--- start ---
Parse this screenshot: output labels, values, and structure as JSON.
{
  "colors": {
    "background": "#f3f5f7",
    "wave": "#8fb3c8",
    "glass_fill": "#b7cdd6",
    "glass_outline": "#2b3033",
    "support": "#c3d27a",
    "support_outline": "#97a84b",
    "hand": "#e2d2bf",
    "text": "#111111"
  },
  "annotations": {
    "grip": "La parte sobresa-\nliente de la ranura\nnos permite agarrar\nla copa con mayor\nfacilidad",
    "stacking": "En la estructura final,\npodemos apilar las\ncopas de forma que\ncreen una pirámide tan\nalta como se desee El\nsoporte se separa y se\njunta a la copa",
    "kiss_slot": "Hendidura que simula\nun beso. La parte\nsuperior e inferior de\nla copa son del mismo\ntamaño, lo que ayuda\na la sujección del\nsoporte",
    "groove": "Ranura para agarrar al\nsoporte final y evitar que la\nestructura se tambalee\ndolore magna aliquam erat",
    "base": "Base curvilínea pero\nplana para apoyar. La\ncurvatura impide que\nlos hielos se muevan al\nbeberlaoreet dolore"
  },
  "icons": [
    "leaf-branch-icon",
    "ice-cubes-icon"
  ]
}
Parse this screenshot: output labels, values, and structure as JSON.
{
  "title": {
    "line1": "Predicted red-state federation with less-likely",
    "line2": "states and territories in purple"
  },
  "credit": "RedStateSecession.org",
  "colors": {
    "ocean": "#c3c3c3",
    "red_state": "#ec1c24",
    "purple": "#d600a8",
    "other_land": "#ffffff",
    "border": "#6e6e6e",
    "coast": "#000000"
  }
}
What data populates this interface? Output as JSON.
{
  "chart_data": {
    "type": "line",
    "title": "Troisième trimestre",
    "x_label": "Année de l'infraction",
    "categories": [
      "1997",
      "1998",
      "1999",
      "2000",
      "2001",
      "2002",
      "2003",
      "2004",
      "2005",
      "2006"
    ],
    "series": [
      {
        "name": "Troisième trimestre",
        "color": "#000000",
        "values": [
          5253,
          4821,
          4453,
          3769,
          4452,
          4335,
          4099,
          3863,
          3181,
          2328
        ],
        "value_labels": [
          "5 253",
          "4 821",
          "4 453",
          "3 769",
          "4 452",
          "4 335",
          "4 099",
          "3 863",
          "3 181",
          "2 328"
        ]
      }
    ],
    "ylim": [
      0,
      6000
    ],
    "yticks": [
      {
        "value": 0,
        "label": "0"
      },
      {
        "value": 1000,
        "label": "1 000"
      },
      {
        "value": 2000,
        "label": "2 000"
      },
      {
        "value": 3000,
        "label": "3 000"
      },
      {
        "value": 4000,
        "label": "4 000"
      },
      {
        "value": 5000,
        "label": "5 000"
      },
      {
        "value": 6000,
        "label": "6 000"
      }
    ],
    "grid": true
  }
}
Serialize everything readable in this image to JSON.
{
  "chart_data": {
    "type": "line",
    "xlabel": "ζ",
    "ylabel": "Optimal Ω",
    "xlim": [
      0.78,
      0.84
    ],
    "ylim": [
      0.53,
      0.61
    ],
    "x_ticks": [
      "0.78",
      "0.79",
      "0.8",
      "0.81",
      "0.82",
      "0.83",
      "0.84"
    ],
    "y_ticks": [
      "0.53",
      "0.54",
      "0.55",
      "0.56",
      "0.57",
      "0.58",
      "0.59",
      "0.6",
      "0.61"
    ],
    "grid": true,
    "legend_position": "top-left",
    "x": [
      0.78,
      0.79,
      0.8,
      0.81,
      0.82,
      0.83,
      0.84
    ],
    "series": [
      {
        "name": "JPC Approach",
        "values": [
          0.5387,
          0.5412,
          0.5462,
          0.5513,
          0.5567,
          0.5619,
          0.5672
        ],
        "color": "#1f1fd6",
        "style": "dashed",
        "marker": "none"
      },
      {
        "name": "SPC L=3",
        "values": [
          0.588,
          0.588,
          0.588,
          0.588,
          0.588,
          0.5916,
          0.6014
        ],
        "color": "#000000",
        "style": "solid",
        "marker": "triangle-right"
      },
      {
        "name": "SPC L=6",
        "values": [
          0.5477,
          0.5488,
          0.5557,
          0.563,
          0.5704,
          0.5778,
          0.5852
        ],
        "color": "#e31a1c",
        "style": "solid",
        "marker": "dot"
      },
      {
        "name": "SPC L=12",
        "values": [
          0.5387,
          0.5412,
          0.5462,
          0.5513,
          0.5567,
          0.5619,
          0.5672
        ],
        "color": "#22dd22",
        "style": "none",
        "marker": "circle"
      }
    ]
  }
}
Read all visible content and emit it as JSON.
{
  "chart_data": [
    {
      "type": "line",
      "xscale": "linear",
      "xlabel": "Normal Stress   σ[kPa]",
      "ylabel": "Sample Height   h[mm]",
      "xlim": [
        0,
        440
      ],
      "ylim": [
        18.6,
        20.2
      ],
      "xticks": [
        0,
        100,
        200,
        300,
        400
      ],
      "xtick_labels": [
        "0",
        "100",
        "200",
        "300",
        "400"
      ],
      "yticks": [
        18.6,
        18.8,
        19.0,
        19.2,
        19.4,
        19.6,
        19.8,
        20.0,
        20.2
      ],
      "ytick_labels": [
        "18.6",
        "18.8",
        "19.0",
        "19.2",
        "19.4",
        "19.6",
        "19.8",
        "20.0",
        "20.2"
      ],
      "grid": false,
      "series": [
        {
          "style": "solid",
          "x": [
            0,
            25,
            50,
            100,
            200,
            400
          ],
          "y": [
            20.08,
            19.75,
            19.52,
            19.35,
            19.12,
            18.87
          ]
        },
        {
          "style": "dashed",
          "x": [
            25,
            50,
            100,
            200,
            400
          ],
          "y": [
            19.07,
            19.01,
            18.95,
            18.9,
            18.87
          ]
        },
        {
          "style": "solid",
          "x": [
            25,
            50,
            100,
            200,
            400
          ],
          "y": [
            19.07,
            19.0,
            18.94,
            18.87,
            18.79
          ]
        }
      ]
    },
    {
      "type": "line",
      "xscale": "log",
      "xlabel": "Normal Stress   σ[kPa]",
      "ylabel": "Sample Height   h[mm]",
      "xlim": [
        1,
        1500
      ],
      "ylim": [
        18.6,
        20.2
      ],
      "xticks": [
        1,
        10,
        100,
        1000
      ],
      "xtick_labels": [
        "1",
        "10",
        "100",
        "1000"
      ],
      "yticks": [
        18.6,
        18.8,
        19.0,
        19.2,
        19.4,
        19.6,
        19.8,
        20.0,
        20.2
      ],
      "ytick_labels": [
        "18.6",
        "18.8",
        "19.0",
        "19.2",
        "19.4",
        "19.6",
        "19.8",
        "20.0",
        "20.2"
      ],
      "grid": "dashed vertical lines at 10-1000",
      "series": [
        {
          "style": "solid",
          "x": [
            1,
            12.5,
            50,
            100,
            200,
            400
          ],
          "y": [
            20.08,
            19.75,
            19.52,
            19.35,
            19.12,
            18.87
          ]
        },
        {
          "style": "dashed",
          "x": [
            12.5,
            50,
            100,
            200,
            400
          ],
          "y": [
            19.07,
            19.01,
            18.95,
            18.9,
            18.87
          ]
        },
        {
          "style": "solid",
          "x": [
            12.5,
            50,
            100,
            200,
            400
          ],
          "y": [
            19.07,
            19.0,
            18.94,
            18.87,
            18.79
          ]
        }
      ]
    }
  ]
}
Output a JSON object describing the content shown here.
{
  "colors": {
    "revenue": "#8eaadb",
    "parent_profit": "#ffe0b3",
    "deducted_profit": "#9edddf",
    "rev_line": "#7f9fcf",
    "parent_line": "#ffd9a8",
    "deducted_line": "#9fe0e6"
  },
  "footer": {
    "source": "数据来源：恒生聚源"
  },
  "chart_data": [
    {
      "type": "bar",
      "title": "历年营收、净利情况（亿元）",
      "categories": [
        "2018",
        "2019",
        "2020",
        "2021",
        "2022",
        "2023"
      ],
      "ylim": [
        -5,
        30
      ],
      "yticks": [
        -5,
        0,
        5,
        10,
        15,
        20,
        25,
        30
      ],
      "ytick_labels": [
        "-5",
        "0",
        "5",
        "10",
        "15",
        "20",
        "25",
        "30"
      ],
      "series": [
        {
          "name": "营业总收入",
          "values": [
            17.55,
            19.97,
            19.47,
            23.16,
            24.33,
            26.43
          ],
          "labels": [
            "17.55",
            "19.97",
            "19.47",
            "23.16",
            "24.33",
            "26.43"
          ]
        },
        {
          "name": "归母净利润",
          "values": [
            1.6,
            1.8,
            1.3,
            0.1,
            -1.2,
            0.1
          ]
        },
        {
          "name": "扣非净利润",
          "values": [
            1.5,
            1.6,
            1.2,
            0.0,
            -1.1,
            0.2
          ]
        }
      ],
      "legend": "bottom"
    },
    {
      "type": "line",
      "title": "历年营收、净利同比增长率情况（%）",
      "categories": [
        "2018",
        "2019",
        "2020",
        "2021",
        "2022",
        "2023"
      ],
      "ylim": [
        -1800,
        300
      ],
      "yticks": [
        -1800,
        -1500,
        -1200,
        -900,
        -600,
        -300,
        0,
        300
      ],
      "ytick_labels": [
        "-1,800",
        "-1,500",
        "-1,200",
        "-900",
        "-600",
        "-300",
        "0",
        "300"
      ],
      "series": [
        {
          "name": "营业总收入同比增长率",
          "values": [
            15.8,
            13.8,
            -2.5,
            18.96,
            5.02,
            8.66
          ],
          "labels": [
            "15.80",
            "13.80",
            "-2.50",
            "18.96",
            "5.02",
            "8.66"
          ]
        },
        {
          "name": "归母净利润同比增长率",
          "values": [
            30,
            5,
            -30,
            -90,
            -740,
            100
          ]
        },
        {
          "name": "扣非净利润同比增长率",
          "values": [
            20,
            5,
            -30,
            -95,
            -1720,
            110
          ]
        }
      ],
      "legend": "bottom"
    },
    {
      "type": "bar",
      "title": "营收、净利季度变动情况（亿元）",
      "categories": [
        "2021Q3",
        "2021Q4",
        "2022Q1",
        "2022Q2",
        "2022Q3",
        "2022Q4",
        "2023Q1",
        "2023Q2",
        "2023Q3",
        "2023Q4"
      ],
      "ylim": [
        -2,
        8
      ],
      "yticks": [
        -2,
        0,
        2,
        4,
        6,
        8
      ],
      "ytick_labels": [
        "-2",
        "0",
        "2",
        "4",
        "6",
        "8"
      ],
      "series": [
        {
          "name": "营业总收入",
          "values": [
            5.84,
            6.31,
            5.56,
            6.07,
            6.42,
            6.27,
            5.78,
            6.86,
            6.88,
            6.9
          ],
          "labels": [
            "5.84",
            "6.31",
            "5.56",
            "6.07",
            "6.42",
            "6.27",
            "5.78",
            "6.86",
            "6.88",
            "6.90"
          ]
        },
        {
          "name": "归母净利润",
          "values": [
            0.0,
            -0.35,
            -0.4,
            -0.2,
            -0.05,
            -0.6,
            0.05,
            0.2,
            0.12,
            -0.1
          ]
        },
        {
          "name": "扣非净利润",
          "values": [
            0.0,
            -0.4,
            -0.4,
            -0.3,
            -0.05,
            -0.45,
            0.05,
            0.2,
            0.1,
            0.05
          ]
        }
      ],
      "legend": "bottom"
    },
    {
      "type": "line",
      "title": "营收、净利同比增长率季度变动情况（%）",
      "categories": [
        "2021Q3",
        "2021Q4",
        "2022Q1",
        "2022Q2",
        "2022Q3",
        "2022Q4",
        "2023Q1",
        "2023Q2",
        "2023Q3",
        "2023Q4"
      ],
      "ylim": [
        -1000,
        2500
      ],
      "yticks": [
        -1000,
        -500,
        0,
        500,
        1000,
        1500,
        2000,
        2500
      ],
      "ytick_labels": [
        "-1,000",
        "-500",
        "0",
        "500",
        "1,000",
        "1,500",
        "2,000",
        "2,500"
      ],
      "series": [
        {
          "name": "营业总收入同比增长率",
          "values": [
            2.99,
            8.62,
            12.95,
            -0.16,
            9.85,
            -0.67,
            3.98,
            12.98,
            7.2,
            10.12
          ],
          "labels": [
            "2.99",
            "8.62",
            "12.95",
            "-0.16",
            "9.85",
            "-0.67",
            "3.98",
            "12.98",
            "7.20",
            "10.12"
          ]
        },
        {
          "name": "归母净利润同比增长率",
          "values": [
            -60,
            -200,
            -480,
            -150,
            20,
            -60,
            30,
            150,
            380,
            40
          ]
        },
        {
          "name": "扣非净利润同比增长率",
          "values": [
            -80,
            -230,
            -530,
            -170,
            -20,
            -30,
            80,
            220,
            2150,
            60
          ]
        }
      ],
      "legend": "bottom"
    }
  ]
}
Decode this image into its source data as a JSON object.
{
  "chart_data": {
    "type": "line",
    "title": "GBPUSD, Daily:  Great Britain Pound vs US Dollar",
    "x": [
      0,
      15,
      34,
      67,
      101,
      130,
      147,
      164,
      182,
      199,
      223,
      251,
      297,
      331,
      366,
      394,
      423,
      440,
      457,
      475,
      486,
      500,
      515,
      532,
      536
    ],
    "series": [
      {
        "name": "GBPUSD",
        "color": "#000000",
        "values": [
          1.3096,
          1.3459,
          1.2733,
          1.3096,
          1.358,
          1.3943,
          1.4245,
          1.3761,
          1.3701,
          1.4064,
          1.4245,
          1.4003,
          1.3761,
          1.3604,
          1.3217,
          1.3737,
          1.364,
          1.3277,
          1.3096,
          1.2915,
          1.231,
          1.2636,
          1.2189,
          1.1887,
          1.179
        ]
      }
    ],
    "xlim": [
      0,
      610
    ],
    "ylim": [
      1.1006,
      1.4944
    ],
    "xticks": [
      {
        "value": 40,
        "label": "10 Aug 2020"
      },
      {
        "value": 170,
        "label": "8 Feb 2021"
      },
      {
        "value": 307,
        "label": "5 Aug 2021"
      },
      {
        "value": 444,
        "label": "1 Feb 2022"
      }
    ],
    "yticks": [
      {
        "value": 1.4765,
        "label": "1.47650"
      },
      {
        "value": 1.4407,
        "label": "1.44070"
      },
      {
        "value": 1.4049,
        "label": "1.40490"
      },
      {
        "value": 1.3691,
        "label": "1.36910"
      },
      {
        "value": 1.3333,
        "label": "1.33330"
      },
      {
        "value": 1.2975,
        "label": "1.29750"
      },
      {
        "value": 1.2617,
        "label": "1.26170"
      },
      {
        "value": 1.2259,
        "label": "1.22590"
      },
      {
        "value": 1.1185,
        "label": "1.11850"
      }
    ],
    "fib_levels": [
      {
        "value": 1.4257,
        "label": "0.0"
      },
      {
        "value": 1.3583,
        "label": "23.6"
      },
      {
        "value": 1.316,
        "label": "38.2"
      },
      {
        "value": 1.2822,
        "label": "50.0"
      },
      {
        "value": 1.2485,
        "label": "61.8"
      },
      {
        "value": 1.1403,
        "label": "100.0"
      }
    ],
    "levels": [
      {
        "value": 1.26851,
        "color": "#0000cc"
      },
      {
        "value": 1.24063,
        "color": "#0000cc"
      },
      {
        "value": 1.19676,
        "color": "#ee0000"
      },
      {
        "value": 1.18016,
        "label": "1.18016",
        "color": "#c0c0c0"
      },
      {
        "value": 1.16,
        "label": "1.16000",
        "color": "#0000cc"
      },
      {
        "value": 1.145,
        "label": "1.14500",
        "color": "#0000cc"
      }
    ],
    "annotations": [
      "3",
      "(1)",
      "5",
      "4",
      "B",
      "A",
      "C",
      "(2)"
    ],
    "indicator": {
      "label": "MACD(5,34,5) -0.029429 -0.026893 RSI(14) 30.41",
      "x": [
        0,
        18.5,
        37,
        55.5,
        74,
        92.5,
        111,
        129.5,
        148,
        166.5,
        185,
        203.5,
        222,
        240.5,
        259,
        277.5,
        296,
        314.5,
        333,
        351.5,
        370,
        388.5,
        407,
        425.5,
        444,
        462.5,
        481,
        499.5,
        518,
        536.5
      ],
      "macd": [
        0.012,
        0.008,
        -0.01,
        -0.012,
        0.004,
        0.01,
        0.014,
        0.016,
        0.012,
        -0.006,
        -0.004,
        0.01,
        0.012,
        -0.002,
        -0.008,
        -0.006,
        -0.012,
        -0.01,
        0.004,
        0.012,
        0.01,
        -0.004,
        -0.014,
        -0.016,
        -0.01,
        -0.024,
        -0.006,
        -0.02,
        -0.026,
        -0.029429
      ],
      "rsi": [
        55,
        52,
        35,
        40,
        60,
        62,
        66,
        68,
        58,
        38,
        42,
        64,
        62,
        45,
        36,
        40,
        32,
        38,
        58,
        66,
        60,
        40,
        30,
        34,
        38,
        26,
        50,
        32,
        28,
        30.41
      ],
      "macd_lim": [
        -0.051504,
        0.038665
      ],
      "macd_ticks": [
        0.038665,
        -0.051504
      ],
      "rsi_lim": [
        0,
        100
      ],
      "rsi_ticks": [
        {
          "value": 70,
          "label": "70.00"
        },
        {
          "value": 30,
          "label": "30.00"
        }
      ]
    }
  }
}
--- end ---
** TASK DESCRIPTION **
Copy each line of the listing in which the word "nsoporte" can be found.

** THE RESULT **
    "stacking": "En la estructura final,\npodemos apilar las\ncopas de forma que\ncreen una pirámide tan\nalta como se desee El\nsoporte se separa y se\njunta a la copa",
    "kiss_slot": "Hendidura que simula\nun beso. La parte\nsuperior e inferior de\nla copa son del mismo\ntamaño, lo que ayuda\na la sujección del\nsoporte",
    "groove": "Ranura para agarrar al\nsoporte final y evitar que la\nestructura se tambalee\ndolore magna aliquam erat",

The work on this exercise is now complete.